WHAT IS ASKED:
Within the material below, find each line bearing the word "name" and present it.

MATERIAL SHOWN:
>> Begin
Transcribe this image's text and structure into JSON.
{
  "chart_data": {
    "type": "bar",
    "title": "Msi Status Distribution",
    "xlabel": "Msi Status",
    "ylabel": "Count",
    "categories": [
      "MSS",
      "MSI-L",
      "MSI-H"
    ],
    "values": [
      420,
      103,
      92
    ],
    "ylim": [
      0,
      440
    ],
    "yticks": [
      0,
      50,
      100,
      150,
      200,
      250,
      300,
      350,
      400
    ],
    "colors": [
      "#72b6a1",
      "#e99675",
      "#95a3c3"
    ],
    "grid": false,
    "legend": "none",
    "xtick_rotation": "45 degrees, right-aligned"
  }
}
>> End
>> Begin
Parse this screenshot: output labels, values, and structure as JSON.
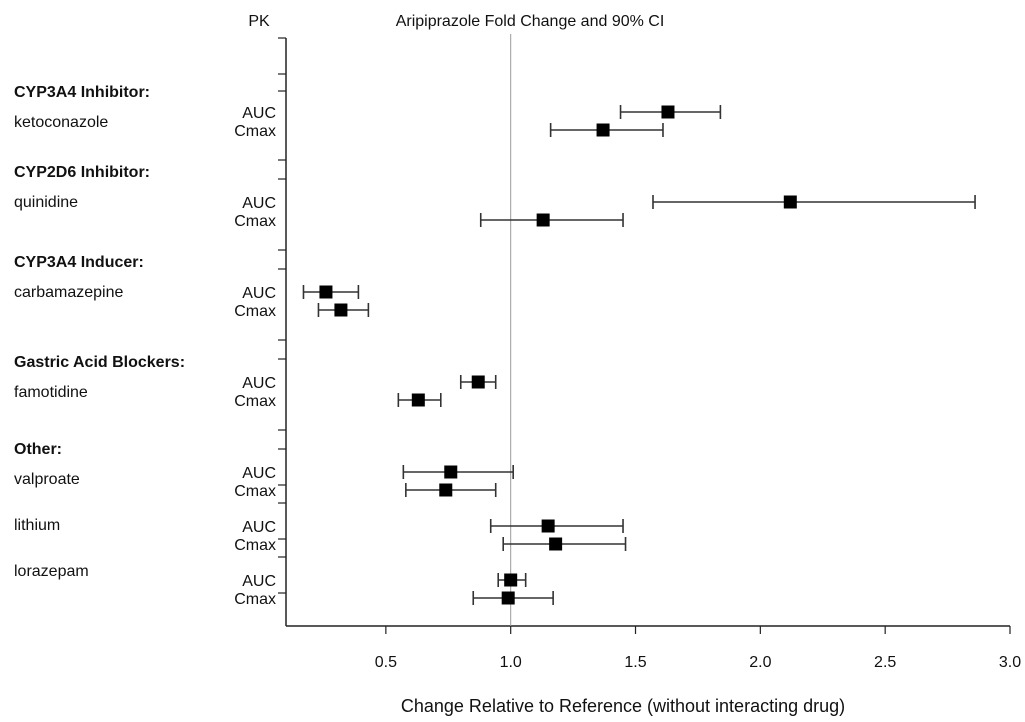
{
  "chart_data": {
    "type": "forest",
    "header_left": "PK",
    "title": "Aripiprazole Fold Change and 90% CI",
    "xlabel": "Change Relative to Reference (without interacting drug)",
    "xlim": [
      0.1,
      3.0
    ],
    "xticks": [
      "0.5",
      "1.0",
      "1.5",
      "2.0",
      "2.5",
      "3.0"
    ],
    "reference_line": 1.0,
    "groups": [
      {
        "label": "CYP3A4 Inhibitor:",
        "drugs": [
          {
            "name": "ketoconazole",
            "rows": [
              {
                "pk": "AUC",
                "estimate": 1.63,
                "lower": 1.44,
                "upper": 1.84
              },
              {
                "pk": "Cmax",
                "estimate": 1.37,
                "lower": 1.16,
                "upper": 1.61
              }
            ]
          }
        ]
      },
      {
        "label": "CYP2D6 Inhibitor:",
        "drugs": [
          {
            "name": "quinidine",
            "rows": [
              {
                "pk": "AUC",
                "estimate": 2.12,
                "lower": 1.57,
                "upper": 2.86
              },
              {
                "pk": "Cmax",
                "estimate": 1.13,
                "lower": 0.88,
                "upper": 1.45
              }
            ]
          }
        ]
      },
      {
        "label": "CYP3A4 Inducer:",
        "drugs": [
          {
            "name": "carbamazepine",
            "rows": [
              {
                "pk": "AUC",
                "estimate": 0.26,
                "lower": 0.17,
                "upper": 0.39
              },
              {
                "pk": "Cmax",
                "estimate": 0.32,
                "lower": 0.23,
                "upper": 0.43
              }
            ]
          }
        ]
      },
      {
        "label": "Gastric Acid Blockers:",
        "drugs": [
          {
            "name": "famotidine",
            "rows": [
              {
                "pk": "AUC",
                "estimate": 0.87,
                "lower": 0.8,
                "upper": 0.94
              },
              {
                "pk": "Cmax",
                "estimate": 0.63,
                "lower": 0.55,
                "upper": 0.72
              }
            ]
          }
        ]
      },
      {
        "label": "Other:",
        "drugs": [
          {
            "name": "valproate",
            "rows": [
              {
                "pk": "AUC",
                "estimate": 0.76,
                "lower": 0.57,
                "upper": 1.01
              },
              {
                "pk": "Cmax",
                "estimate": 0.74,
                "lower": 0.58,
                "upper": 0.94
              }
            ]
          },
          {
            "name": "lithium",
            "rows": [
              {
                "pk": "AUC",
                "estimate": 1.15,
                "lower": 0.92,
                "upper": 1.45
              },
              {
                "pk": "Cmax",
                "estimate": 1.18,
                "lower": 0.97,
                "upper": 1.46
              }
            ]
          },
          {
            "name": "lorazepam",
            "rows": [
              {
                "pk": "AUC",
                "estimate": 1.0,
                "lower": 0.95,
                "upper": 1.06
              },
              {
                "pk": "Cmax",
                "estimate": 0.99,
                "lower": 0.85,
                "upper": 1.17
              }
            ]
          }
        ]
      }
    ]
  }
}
>> End
>> Begin
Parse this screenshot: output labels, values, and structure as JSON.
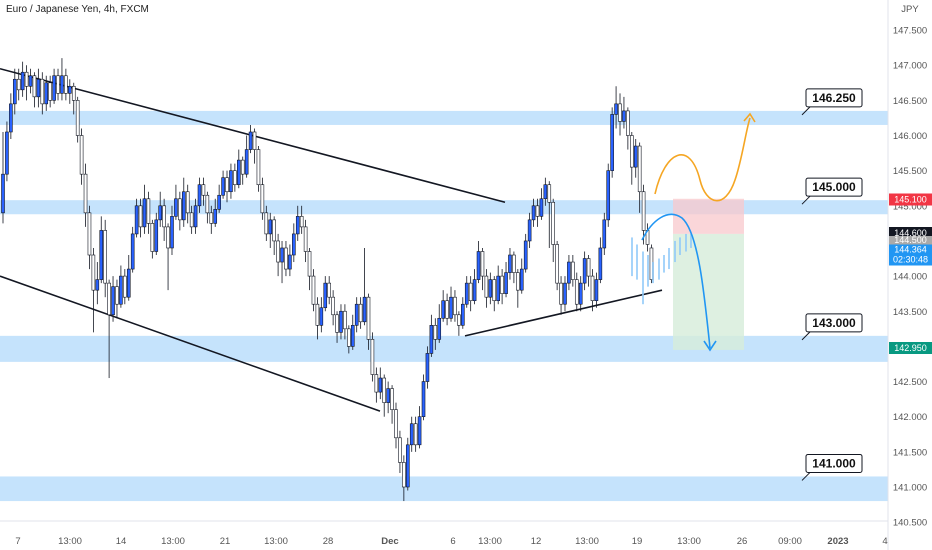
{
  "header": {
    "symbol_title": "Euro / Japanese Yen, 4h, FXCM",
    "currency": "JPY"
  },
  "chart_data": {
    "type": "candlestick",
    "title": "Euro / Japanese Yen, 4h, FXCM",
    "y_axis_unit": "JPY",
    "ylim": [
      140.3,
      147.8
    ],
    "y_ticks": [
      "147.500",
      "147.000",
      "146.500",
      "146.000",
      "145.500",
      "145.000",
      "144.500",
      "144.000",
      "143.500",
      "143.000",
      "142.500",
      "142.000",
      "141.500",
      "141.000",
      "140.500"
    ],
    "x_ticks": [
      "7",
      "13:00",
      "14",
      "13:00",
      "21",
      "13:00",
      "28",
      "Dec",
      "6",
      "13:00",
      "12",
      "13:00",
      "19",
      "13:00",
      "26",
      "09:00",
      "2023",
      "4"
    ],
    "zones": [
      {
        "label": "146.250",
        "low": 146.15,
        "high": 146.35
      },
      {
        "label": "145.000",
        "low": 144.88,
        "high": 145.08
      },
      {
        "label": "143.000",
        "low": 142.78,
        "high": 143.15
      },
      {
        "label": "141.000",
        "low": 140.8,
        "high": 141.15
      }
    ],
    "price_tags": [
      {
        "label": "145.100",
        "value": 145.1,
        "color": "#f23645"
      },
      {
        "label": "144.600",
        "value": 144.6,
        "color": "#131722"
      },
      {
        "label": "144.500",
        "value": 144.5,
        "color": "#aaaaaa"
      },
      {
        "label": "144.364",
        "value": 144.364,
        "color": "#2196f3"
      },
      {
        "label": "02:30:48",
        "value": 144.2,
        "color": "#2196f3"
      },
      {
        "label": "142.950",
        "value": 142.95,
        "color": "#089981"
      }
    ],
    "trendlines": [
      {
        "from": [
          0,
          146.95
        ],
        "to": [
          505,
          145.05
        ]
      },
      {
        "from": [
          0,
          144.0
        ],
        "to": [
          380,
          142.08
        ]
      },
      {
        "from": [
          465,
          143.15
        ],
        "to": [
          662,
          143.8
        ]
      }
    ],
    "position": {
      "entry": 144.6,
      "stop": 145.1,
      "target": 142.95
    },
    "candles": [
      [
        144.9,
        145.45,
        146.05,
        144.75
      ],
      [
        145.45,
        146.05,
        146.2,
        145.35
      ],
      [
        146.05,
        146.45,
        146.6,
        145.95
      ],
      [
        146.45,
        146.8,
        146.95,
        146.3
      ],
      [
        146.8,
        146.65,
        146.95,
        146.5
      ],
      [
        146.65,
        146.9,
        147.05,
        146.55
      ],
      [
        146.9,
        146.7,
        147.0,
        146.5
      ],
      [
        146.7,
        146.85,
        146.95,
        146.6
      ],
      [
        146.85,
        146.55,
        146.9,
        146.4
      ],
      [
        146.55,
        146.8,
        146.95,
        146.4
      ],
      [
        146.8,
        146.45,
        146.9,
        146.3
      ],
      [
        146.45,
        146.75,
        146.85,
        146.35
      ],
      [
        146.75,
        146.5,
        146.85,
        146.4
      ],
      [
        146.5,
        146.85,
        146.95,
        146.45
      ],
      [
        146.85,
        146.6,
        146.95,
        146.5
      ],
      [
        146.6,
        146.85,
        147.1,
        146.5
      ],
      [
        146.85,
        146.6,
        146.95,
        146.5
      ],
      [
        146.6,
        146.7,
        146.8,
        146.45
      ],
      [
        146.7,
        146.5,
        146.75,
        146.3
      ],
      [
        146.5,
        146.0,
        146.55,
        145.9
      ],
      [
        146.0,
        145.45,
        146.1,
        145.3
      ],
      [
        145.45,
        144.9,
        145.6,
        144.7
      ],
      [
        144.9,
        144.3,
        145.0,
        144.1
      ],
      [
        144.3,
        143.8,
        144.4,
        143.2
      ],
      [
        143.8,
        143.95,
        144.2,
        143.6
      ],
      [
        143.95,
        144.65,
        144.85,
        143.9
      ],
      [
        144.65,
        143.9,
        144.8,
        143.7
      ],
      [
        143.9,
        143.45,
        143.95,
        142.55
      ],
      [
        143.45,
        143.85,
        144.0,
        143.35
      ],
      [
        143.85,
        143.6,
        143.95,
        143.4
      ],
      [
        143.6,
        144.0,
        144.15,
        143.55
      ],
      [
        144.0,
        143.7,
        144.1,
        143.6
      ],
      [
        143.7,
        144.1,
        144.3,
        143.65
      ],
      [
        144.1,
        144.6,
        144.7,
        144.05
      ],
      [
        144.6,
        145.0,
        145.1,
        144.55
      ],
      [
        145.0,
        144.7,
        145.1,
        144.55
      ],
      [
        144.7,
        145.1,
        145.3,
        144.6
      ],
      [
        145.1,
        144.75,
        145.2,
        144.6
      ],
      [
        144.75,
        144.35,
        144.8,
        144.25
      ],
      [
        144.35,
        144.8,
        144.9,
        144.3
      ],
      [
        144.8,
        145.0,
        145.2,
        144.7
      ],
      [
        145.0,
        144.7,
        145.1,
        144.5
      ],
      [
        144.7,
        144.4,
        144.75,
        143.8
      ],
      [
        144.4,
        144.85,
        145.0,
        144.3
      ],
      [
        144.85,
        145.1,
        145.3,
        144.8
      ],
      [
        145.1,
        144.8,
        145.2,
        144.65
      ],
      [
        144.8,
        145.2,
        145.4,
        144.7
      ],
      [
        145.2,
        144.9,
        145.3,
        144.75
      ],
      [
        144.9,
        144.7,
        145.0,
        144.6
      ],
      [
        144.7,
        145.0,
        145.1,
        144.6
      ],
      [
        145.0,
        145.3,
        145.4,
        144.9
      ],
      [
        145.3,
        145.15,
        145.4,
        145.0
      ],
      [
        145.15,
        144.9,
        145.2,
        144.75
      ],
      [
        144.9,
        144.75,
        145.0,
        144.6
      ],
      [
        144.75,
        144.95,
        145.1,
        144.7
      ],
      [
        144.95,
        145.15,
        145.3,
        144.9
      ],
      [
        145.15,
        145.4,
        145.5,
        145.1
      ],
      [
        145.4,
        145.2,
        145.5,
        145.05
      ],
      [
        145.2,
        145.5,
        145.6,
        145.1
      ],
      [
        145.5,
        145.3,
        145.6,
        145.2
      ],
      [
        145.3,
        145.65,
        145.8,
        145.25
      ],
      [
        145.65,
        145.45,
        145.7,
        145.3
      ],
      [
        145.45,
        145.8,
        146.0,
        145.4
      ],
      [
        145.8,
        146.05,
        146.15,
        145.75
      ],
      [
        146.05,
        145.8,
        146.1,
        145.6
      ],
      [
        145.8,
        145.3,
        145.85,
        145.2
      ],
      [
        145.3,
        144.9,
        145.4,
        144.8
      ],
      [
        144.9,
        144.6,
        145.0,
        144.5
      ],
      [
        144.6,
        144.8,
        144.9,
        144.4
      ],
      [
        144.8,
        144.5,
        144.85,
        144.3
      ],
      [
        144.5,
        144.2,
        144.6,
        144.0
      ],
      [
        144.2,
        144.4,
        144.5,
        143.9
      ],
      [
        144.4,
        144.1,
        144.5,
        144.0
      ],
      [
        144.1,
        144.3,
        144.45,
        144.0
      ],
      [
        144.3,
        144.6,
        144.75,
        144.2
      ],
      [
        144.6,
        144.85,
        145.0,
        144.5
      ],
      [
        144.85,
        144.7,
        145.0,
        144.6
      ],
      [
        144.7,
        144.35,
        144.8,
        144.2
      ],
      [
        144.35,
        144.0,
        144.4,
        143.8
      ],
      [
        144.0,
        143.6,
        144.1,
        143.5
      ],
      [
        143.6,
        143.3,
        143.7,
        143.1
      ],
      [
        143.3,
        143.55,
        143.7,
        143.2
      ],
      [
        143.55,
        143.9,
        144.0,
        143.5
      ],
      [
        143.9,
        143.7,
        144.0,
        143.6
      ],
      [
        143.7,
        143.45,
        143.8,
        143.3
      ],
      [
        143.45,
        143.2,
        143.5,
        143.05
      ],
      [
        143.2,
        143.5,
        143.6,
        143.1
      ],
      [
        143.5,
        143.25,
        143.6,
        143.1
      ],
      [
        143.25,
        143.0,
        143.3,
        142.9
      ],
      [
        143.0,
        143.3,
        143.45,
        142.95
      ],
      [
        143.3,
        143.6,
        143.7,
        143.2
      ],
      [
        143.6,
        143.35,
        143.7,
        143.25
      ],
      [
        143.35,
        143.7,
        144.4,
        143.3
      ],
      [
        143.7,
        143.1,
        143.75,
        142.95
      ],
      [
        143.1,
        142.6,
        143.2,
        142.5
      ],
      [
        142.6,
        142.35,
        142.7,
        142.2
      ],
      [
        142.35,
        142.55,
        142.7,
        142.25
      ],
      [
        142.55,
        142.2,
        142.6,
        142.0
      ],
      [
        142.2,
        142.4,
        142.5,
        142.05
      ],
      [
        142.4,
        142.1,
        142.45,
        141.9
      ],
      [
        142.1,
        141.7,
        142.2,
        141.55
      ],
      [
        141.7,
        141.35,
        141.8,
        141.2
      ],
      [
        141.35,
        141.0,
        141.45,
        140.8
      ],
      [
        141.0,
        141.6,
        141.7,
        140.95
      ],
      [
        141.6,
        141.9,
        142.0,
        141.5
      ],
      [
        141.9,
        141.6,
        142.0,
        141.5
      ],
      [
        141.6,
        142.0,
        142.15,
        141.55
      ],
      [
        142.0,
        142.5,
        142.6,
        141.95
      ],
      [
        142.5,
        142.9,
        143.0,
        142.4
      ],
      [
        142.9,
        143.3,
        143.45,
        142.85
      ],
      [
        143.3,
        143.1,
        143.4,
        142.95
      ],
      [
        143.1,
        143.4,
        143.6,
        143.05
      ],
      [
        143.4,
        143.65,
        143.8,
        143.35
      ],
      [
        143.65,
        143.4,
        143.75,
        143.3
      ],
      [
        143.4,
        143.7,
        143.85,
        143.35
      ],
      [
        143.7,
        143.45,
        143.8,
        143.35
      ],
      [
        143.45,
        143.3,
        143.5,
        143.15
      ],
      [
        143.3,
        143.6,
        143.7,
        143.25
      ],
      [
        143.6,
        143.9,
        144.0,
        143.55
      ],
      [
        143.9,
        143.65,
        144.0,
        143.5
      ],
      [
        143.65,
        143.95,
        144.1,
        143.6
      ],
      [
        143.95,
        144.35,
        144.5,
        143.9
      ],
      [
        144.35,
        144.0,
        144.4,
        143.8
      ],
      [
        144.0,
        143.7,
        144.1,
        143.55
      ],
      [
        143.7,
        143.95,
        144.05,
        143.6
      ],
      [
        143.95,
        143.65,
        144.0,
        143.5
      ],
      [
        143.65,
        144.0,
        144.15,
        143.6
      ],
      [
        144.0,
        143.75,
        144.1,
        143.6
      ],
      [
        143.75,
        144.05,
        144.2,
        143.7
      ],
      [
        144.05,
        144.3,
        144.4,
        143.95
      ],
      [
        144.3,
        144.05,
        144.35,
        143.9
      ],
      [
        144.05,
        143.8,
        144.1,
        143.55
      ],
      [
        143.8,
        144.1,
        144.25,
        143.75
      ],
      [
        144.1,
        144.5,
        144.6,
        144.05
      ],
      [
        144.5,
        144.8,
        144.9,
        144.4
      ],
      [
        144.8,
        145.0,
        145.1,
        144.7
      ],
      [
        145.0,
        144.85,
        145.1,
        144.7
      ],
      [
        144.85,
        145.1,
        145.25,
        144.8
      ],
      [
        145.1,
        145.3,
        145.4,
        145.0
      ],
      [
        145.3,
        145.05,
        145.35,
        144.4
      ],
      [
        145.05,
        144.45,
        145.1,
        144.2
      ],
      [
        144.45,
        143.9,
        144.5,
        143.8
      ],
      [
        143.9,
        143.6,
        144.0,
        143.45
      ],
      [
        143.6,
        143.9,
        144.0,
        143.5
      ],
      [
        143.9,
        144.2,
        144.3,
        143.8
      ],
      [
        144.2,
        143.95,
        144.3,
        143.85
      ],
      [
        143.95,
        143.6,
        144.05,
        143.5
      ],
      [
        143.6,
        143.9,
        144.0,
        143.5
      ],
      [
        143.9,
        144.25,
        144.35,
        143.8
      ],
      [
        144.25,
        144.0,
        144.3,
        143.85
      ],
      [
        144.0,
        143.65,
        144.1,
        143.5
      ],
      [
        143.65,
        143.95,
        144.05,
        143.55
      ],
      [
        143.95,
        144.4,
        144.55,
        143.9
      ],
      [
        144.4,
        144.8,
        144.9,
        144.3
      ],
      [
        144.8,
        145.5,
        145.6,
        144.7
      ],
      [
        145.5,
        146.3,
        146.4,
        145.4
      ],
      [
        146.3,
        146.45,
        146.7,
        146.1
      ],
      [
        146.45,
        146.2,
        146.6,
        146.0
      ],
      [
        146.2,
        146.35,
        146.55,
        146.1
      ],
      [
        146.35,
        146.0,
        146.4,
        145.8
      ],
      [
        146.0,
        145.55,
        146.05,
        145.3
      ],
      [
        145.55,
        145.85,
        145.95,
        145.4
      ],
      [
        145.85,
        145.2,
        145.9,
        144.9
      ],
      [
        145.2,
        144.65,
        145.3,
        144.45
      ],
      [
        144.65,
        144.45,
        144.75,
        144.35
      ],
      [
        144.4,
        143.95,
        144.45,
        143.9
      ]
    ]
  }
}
>> End
TASK ANSWER:
            "name": "ketoconazole",
            "name": "quinidine",
            "name": "carbamazepine",
            "name": "famotidine",
            "name": "valproate",
            "name": "lithium",
            "name": "lorazepam",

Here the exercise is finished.